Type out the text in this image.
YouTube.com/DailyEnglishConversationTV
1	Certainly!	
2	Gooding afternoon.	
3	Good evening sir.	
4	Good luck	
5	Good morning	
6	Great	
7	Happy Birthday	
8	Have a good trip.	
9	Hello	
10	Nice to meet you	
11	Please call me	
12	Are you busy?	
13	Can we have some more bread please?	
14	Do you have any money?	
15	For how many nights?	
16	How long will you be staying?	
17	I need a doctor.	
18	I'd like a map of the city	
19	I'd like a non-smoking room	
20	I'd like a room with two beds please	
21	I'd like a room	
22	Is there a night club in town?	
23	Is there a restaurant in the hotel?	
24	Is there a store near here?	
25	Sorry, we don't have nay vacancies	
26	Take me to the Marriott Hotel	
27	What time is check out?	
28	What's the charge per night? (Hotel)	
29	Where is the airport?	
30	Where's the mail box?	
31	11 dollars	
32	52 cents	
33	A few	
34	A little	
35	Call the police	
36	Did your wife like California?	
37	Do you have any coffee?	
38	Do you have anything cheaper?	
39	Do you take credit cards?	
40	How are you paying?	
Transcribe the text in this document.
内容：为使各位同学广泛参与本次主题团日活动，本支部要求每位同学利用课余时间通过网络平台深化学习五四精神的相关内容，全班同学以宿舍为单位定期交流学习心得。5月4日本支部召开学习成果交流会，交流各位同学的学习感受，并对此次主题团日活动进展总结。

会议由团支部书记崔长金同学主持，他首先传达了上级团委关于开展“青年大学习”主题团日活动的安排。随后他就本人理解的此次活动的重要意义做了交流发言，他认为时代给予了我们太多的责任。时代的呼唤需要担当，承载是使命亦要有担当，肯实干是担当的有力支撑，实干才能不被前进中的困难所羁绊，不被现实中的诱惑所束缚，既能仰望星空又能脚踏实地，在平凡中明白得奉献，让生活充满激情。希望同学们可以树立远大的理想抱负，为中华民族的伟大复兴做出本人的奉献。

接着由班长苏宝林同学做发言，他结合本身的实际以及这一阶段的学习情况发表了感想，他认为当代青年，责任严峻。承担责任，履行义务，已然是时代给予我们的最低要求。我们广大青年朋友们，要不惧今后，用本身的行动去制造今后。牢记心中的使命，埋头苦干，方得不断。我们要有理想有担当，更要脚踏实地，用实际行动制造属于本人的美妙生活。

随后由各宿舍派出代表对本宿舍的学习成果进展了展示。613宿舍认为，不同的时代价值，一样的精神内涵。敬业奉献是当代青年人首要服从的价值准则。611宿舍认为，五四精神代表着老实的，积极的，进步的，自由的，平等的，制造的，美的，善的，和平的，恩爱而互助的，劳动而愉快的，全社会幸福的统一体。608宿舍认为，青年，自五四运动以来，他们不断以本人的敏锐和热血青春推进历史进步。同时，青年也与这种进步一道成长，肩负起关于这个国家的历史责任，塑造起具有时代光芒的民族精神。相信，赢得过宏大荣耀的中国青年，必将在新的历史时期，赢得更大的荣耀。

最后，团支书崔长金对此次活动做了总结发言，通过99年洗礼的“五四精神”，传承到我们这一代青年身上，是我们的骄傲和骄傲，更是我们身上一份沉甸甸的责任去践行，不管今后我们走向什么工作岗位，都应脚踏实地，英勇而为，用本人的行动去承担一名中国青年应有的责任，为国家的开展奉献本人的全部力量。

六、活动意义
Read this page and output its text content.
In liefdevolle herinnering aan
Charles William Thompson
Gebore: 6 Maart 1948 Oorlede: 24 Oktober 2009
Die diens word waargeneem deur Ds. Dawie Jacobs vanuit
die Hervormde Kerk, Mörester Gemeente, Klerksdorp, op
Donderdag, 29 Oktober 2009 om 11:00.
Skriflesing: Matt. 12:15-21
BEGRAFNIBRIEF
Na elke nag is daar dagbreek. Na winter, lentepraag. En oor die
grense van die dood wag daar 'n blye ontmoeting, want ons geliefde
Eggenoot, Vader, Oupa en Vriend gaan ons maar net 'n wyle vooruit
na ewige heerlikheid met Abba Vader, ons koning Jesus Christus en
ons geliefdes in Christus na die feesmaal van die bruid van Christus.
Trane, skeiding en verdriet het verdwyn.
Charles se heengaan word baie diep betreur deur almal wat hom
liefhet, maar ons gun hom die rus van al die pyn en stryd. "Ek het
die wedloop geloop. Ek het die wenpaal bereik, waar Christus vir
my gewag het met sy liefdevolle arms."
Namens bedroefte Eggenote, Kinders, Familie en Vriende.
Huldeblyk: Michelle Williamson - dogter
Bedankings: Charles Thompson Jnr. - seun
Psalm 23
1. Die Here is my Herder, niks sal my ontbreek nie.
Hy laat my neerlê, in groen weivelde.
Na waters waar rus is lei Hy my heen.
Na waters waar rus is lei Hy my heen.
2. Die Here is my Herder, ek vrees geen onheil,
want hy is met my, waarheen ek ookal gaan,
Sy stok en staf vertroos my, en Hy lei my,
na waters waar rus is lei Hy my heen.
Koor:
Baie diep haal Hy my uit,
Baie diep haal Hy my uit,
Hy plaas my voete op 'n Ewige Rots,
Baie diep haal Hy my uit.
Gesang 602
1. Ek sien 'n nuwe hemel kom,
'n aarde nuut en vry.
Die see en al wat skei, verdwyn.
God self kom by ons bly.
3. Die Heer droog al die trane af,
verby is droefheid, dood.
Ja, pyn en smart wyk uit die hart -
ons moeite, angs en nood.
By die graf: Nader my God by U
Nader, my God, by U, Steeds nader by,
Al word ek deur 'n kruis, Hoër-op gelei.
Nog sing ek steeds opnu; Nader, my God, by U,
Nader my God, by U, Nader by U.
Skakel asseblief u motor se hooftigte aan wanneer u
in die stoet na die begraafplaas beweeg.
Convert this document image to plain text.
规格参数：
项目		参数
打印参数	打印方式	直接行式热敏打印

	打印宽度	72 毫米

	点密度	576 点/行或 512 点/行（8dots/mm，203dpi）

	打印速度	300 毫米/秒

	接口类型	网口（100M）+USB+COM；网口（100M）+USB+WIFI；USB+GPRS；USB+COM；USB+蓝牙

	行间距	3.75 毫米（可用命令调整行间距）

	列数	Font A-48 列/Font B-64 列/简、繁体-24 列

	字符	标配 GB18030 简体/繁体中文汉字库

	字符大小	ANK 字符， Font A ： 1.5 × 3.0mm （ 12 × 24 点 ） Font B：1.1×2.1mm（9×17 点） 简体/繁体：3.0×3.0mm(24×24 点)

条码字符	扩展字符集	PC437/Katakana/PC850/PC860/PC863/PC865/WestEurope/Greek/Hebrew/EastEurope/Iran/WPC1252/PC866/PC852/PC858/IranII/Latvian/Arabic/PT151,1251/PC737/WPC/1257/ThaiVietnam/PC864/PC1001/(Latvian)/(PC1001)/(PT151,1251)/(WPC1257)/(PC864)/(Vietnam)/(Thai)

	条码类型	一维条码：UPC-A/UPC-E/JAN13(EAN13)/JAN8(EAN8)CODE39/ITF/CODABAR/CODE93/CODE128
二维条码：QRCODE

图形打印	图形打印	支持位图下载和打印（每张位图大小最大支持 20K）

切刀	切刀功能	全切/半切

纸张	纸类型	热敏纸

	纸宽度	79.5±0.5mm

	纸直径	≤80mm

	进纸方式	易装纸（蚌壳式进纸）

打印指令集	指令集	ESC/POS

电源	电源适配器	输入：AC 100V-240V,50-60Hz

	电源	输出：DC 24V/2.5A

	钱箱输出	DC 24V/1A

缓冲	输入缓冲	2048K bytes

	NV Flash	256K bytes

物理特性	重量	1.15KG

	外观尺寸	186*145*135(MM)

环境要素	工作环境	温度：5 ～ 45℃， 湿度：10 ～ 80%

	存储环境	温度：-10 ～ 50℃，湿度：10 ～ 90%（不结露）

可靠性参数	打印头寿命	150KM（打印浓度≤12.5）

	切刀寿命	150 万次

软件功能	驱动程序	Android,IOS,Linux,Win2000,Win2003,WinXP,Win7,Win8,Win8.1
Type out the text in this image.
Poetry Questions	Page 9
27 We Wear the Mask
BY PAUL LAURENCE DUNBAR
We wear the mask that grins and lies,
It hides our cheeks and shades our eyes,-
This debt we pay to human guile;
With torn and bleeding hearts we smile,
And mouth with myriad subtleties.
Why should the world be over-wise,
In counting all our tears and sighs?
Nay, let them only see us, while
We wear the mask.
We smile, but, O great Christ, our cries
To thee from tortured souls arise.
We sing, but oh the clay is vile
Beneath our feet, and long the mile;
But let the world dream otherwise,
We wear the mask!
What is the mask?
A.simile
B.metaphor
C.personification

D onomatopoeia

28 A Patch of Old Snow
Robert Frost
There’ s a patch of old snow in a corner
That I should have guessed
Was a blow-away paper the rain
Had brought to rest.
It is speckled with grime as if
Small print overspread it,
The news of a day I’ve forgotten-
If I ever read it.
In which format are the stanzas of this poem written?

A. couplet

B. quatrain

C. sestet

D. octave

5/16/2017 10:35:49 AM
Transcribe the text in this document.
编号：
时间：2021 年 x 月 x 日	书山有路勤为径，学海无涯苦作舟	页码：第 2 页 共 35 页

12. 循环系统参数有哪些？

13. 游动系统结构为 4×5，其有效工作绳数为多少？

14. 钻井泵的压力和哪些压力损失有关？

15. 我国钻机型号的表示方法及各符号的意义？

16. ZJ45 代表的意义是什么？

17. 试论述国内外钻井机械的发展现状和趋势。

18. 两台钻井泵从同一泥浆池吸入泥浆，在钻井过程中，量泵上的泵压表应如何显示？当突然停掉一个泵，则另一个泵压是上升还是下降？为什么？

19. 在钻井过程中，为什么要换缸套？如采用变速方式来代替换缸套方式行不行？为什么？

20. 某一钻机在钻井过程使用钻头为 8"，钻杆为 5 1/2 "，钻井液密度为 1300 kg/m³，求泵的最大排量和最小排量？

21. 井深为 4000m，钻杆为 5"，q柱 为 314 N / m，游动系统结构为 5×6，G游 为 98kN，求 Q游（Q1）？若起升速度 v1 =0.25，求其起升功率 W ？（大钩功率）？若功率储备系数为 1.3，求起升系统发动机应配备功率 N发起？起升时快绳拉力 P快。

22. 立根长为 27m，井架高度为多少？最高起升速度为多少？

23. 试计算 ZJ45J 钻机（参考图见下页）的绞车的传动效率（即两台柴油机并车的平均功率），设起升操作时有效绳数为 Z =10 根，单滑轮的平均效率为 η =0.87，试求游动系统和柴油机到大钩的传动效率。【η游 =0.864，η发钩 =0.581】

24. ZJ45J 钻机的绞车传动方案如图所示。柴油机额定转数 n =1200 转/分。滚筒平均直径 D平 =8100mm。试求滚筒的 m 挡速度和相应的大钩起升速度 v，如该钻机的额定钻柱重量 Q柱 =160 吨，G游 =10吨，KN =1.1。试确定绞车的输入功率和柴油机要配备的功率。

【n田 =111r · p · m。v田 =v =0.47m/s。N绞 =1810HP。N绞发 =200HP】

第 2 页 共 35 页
....
**Do this:** Copy every line in the records above that contains the word "verdwyn".

**Result of the task:**
Trane, skeiding en verdriet het verdwyn.
Die see en al wat skei, verdwyn.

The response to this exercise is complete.